## Task description
Find every line of the listing below where "press" appears, and copy it.

Stored records
— Begin —

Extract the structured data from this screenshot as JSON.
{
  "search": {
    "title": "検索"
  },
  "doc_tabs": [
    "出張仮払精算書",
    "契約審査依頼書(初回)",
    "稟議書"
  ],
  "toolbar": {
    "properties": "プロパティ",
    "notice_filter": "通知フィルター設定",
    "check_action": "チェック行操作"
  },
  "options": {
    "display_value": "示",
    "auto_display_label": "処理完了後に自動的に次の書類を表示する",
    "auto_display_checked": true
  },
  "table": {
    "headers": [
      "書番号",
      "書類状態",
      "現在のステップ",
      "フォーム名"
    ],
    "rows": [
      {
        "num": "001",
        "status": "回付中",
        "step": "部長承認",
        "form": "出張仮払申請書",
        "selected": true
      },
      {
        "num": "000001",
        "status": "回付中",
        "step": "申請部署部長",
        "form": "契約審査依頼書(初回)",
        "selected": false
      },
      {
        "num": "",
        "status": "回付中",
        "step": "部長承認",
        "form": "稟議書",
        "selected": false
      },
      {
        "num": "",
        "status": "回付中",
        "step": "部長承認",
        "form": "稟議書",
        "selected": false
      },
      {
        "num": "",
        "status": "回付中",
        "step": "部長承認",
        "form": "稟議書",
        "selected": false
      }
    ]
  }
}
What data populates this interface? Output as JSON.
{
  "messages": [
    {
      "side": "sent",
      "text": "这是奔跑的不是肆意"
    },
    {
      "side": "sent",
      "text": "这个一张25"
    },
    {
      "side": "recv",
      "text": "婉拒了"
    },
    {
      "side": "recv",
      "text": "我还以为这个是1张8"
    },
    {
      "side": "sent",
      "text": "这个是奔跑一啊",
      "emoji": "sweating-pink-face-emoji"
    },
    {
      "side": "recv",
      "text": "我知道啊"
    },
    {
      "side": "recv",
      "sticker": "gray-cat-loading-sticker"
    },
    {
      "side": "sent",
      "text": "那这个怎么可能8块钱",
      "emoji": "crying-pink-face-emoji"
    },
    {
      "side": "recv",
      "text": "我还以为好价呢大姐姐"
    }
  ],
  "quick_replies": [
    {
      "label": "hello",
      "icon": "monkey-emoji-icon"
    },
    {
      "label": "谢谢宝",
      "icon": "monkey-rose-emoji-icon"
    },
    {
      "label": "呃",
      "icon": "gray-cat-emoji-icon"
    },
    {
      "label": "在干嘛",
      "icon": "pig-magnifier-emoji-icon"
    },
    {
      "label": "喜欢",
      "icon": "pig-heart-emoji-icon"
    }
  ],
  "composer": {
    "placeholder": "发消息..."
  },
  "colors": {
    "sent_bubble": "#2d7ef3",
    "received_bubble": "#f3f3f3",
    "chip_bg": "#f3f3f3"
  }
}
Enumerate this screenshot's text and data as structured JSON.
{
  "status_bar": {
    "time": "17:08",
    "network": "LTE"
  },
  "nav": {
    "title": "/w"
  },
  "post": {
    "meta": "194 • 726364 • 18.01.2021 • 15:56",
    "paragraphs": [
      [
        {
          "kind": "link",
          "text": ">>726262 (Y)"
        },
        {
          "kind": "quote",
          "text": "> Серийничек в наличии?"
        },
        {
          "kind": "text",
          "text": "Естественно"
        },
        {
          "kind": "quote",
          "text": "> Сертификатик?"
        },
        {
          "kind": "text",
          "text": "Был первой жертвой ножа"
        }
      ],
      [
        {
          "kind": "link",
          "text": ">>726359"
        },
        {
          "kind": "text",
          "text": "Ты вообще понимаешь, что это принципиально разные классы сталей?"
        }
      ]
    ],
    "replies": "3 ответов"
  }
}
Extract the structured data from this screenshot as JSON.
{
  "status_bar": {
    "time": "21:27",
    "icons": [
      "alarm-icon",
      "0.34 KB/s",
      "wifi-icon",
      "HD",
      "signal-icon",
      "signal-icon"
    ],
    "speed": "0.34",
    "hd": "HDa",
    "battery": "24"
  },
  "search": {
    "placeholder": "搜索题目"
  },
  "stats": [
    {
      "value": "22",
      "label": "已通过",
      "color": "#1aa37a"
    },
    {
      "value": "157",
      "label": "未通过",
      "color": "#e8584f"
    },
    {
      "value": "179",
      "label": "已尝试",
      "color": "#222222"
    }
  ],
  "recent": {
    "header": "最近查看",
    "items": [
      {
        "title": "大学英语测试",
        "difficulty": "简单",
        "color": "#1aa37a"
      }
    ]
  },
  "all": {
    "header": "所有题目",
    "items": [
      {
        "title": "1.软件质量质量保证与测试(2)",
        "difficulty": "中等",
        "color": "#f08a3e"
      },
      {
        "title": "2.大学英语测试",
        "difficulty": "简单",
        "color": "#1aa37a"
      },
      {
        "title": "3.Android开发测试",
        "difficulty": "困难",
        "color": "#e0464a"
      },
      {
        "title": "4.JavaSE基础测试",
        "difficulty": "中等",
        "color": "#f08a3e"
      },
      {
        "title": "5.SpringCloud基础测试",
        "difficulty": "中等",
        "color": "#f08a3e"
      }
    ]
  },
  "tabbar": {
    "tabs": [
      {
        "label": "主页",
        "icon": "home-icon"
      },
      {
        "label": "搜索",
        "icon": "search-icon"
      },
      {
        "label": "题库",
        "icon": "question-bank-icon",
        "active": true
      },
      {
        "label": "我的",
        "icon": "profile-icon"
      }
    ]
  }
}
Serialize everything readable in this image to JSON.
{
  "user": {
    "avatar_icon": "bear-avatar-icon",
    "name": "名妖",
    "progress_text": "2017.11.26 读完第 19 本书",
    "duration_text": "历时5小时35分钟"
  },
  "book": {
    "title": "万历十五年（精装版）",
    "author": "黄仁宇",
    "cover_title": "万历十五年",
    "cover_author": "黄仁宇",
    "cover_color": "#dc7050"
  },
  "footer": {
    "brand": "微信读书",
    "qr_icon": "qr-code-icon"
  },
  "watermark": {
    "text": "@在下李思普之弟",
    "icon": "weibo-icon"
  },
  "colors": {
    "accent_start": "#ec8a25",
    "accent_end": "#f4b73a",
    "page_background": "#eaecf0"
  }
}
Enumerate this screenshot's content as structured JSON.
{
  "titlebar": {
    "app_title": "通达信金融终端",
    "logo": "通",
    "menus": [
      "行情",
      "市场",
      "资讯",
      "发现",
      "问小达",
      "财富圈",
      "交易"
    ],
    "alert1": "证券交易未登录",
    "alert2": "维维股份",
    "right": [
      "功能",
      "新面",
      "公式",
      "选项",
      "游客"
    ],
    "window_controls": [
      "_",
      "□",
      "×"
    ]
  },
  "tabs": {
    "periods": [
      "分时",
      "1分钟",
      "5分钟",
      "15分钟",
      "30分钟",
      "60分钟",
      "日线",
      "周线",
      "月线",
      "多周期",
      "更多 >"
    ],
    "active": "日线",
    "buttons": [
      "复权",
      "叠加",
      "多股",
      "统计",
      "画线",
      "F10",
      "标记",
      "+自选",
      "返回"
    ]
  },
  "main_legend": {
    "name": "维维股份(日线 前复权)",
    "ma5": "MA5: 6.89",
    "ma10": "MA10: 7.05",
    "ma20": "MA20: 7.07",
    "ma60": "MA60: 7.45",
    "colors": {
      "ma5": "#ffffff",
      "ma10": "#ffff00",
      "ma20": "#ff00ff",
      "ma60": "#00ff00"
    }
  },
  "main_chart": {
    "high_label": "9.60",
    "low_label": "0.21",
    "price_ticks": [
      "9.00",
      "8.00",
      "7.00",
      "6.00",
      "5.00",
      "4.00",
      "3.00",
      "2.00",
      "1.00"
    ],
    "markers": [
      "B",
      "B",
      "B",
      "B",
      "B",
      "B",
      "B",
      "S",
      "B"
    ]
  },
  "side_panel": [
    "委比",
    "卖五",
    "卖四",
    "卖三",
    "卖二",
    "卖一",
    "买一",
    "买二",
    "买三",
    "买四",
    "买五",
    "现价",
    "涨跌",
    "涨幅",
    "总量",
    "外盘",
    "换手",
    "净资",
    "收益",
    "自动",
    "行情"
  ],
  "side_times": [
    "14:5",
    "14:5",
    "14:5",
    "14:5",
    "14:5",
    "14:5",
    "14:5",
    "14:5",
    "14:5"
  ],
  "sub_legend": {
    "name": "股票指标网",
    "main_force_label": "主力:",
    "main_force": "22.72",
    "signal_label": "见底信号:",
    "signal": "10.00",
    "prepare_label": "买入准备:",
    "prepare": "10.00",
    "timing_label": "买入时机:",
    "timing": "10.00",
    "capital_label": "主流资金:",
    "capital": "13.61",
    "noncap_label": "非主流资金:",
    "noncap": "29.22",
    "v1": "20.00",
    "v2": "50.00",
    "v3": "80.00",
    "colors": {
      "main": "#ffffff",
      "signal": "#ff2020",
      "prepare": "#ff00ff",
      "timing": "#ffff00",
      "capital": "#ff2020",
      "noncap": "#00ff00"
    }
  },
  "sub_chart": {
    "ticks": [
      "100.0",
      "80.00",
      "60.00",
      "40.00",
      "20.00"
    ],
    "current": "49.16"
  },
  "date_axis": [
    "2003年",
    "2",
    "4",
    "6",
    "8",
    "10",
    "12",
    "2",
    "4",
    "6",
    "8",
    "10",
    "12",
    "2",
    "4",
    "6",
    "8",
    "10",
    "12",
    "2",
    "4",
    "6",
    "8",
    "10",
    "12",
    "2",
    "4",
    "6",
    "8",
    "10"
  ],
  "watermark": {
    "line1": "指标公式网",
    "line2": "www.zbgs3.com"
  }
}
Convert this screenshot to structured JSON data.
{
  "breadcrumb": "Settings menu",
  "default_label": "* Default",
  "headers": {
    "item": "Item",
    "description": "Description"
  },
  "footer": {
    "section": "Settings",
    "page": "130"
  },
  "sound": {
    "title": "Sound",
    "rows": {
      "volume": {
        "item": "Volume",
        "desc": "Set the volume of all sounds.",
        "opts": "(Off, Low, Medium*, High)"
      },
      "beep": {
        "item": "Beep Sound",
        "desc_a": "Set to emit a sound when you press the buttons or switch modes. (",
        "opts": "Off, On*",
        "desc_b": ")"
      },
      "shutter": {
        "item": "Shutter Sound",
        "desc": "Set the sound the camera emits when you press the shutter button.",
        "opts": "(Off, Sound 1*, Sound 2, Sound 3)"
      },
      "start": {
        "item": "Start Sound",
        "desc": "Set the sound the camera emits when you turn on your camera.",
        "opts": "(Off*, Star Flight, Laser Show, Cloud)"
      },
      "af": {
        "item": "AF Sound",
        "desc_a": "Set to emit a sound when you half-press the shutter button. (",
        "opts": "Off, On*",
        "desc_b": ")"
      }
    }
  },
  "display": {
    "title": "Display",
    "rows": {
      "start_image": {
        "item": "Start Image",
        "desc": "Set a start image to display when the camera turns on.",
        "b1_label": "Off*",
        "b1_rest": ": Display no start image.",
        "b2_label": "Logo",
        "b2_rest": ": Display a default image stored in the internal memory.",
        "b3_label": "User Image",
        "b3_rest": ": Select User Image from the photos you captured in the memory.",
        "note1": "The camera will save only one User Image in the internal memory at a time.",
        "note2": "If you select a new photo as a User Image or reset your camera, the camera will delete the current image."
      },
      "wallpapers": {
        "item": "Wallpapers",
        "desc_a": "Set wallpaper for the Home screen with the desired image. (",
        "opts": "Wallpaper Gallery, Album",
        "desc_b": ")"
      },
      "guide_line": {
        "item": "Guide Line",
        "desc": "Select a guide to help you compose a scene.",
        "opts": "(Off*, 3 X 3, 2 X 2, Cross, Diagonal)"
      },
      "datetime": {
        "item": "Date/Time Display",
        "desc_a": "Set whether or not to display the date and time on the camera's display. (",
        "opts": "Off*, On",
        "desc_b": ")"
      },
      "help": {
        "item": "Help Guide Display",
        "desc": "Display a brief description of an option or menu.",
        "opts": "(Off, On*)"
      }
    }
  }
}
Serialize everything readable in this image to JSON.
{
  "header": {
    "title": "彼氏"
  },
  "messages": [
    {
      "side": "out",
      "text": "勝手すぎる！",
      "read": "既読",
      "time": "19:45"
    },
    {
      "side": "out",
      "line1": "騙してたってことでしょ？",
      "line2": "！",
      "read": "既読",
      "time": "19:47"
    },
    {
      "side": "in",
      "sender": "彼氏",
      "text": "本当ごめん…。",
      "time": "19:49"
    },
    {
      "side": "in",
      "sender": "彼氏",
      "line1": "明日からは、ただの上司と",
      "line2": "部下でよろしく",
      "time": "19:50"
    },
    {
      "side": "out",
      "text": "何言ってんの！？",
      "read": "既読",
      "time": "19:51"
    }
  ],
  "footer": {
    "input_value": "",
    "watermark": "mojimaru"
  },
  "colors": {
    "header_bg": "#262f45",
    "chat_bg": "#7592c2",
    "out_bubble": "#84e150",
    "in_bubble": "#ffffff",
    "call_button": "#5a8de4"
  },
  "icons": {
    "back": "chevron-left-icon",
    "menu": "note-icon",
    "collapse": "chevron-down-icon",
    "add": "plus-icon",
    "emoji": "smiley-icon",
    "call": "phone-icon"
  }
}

— End —

## Task output
        "desc_a": "Set to emit a sound when you press the buttons or switch modes. (",
        "desc": "Set the sound the camera emits when you press the shutter button.",
        "desc_a": "Set to emit a sound when you half-press the shutter button. (",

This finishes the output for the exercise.